◆ Exercise aim
Skip the pictures. Transcribe the rest of the data below without changing a word.

◆ Provided data
****
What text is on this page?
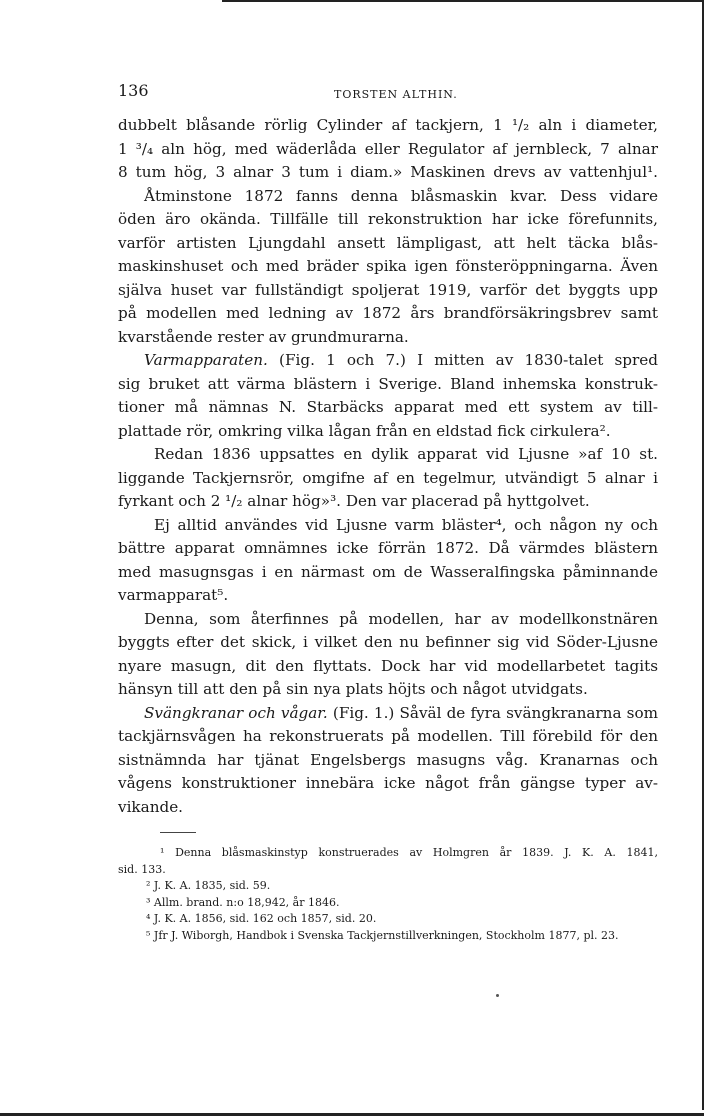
136	TORSTEN ALTHIN.
dubbelt blåsande rörlig Cylinder af tackjern, 1 ¹/₂ aln i diameter,
1 ³/₄ aln hög, med wäderlåda eller Regulator af jernbleck, 7 alnar
8 tum hög, 3 alnar 3 tum i diam.» Maskinen drevs av vattenhjul¹.
Åtminstone 1872 fanns denna blåsmaskin kvar. Dess vidare
öden äro okända. Tillfälle till rekonstruktion har icke förefunnits,
varför artisten Ljungdahl ansett lämpligast, att helt täcka blås-
maskinshuset och med bräder spika igen fönsteröppningarna. Även
själva huset var fullständigt spoljerat 1919, varför det byggts upp
på modellen med ledning av 1872 års brandförsäkringsbrev samt
kvarstående rester av grundmurarna.
Varmapparaten. (Fig. 1 och 7.) I mitten av 1830-talet spred
sig bruket att värma blästern i Sverige. Bland inhemska konstruk-
tioner må nämnas N. Starbäcks apparat med ett system av till-
plattade rör, omkring vilka lågan från en eldstad fick cirkulera².
Redan 1836 uppsattes en dylik apparat vid Ljusne »af 10 st.
liggande Tackjernsrör, omgifne af en tegelmur, utvändigt 5 alnar i
fyrkant och 2 ¹/₂ alnar hög»³. Den var placerad på hyttgolvet.
Ej alltid användes vid Ljusne varm bläster⁴, och någon ny och
bättre apparat omnämnes icke förrän 1872. Då värmdes blästern
med masugnsgas i en närmast om de Wasseralfingska påminnande
varmapparat⁵.
Denna, som återfinnes på modellen, har av modellkonstnären
byggts efter det skick, i vilket den nu befinner sig vid Söder-Ljusne
nyare masugn, dit den flyttats. Dock har vid modellarbetet tagits
hänsyn till att den på sin nya plats höjts och något utvidgats.
Svängkranar och vågar. (Fig. 1.) Såväl de fyra svängkranarna som
tackjärnsvågen ha rekonstruerats på modellen. Till förebild för den
sistnämnda har tjänat Engelsbergs masugns våg. Kranarnas och
vågens konstruktioner innebära icke något från gängse typer av-
vikande.
¹ Denna blåsmaskinstyp konstruerades av Holmgren år 1839. J. K. A. 1841,
sid. 133.
² J. K. A. 1835, sid. 59.
³ Allm. brand. n:o 18,942, år 1846.
⁴ J. K. A. 1856, sid. 162 och 1857, sid. 20.
⁵ Jfr J. Wiborgh, Handbok i Svenska Tackjernstillverkningen, Stockholm 1877, pl. 23.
****
◆ Exercise response
What text is on this page?
136	TORSTEN ALTHIN.
dubbelt blåsande rörlig Cylinder af tackjern, 1 ¹/₂ aln i diameter,
1 ³/₄ aln hög, med wäderlåda eller Regulator af jernbleck, 7 alnar
8 tum hög, 3 alnar 3 tum i diam.» Maskinen drevs av vattenhjul¹.
Åtminstone 1872 fanns denna blåsmaskin kvar. Dess vidare
öden äro okända. Tillfälle till rekonstruktion har icke förefunnits,
varför artisten Ljungdahl ansett lämpligast, att helt täcka blås-
maskinshuset och med bräder spika igen fönsteröppningarna. Även
själva huset var fullständigt spoljerat 1919, varför det byggts upp
på modellen med ledning av 1872 års brandförsäkringsbrev samt
kvarstående rester av grundmurarna.
Varmapparaten. (Fig. 1 och 7.) I mitten av 1830-talet spred
sig bruket att värma blästern i Sverige. Bland inhemska konstruk-
tioner må nämnas N. Starbäcks apparat med ett system av till-
plattade rör, omkring vilka lågan från en eldstad fick cirkulera².
Redan 1836 uppsattes en dylik apparat vid Ljusne »af 10 st.
liggande Tackjernsrör, omgifne af en tegelmur, utvändigt 5 alnar i
fyrkant och 2 ¹/₂ alnar hög»³. Den var placerad på hyttgolvet.
Ej alltid användes vid Ljusne varm bläster⁴, och någon ny och
bättre apparat omnämnes icke förrän 1872. Då värmdes blästern
med masugnsgas i en närmast om de Wasseralfingska påminnande
varmapparat⁵.
Denna, som återfinnes på modellen, har av modellkonstnären
byggts efter det skick, i vilket den nu befinner sig vid Söder-Ljusne
nyare masugn, dit den flyttats. Dock har vid modellarbetet tagits
hänsyn till att den på sin nya plats höjts och något utvidgats.
Svängkranar och vågar. (Fig. 1.) Såväl de fyra svängkranarna som
tackjärnsvågen ha rekonstruerats på modellen. Till förebild för den
sistnämnda har tjänat Engelsbergs masugns våg. Kranarnas och
vågens konstruktioner innebära icke något från gängse typer av-
vikande.
¹ Denna blåsmaskinstyp konstruerades av Holmgren år 1839. J. K. A. 1841,
sid. 133.
² J. K. A. 1835, sid. 59.
³ Allm. brand. n:o 18,942, år 1846.
⁴ J. K. A. 1856, sid. 162 och 1857, sid. 20.
⁵ Jfr J. Wiborgh, Handbok i Svenska Tackjernstillverkningen, Stockholm 1877, pl. 23.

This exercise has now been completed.